MATERIAL PROVIDED:
════════

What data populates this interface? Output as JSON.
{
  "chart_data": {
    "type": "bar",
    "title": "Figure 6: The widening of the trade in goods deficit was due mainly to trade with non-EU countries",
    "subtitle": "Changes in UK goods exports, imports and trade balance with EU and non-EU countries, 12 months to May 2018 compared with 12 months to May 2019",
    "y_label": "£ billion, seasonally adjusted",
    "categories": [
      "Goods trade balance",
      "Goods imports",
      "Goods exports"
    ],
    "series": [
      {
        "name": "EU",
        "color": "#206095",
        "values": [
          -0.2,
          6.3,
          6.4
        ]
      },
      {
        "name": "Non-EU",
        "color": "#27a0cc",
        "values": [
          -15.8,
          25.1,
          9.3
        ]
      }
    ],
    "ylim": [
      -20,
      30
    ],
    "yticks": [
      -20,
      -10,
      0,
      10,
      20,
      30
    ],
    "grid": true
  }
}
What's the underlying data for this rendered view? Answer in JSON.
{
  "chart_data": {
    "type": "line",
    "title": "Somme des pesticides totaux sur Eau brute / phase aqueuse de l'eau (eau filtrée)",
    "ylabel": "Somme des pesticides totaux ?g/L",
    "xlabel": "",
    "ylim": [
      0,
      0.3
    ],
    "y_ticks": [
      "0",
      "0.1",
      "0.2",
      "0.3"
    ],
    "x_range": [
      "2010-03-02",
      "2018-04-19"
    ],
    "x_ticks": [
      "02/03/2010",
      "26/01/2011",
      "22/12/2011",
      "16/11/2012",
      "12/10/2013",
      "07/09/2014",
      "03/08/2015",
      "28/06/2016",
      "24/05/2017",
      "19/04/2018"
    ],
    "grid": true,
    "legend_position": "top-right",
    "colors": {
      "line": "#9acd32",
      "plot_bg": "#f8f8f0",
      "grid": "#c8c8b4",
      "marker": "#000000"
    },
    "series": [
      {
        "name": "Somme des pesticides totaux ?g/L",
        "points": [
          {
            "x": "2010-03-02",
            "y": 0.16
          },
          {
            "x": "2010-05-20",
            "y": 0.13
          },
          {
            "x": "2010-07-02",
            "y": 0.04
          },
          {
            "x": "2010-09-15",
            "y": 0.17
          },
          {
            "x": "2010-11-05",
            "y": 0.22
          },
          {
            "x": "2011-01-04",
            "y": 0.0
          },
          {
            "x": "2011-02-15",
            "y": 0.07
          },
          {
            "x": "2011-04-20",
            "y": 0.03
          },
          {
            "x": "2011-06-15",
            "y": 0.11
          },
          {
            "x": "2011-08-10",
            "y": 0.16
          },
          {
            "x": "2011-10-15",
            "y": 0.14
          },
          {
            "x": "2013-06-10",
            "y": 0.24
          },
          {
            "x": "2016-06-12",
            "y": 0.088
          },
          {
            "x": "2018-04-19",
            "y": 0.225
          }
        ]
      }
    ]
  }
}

════════

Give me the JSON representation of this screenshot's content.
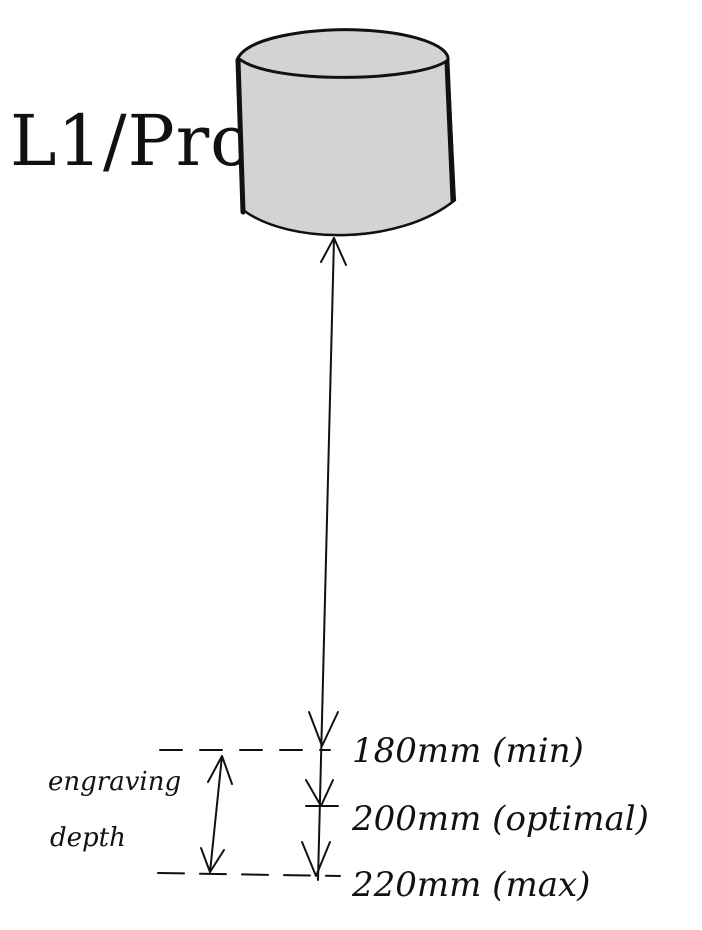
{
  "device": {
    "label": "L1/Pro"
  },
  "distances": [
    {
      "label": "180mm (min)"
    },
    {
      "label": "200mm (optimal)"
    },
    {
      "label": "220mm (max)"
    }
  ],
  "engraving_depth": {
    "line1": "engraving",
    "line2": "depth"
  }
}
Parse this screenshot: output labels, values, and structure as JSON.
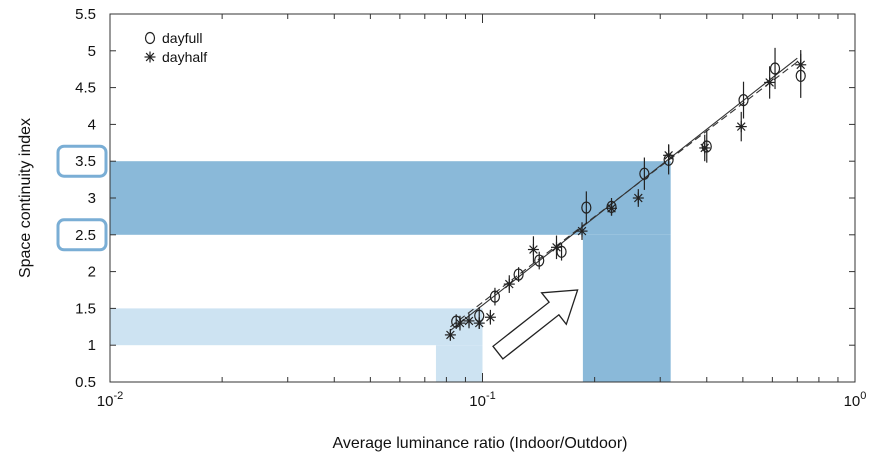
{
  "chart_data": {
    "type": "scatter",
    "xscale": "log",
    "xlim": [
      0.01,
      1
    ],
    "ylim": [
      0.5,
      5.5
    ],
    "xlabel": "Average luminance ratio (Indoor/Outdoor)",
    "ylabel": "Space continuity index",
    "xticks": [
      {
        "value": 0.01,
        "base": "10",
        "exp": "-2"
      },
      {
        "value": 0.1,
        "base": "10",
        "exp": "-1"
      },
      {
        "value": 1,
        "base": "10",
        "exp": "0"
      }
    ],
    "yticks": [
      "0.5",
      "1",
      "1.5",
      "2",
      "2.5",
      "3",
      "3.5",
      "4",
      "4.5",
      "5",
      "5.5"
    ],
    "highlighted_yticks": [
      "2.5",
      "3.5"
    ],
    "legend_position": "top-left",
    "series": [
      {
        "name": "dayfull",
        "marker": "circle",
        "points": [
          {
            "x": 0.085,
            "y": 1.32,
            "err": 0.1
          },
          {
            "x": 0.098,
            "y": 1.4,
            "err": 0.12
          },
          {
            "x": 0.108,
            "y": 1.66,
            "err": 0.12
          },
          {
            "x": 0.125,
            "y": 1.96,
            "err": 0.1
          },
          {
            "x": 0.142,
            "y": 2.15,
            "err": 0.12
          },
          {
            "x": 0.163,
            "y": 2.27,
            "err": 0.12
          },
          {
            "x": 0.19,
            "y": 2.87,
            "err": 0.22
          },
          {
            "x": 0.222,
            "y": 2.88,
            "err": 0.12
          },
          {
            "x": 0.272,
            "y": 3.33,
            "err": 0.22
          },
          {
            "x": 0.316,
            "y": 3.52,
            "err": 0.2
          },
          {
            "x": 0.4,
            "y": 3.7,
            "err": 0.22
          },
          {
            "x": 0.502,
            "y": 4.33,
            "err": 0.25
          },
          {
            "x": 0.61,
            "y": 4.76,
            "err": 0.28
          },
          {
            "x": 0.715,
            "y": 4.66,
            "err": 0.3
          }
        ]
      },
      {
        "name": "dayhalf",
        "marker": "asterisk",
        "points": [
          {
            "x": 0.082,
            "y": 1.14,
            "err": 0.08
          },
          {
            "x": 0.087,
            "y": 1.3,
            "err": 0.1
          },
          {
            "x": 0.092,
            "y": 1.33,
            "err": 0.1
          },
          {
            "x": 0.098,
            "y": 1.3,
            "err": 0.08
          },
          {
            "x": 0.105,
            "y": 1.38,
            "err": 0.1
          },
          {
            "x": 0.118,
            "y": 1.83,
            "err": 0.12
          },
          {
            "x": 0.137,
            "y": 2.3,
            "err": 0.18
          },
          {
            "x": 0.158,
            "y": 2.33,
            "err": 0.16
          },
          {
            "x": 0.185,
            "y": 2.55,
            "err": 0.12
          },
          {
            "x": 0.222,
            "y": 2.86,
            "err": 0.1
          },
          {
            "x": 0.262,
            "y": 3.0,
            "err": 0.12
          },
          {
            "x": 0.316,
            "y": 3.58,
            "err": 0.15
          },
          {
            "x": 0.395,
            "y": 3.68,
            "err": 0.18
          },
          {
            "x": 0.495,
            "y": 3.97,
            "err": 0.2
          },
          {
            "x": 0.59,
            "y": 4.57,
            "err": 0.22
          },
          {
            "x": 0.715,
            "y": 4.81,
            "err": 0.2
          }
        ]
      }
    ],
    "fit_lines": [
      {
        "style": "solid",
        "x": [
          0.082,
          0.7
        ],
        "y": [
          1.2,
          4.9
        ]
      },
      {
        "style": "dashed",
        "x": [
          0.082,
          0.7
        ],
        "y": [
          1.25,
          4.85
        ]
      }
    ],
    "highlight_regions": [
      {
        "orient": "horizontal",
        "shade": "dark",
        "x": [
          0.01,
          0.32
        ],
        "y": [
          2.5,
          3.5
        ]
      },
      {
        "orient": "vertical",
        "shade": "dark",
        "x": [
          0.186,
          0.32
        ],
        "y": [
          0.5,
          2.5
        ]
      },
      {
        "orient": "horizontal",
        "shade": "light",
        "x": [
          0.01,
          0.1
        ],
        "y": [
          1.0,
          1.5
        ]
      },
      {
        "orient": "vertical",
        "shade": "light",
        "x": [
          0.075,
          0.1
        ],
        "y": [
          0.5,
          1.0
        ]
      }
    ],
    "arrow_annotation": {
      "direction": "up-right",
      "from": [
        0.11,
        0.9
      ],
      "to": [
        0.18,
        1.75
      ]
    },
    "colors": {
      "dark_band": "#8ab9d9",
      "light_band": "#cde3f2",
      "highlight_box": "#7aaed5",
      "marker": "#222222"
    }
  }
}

════════

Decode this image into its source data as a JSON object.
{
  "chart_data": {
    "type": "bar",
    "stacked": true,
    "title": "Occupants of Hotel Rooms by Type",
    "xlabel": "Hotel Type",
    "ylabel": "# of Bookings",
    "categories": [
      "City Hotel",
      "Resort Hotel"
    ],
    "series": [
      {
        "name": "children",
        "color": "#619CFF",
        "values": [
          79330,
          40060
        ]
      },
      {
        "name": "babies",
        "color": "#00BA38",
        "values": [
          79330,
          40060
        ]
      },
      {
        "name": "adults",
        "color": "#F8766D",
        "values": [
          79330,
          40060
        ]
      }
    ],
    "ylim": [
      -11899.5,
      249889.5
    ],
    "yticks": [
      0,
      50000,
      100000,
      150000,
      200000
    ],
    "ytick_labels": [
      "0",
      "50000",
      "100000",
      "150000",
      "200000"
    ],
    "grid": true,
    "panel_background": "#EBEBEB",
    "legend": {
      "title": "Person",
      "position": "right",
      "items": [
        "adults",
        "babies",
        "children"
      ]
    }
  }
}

════════

WRITTEN PROBLEM: In the records above, how many lines include the string "this"? Answer with only the number.

WRITTEN ANSWER: 5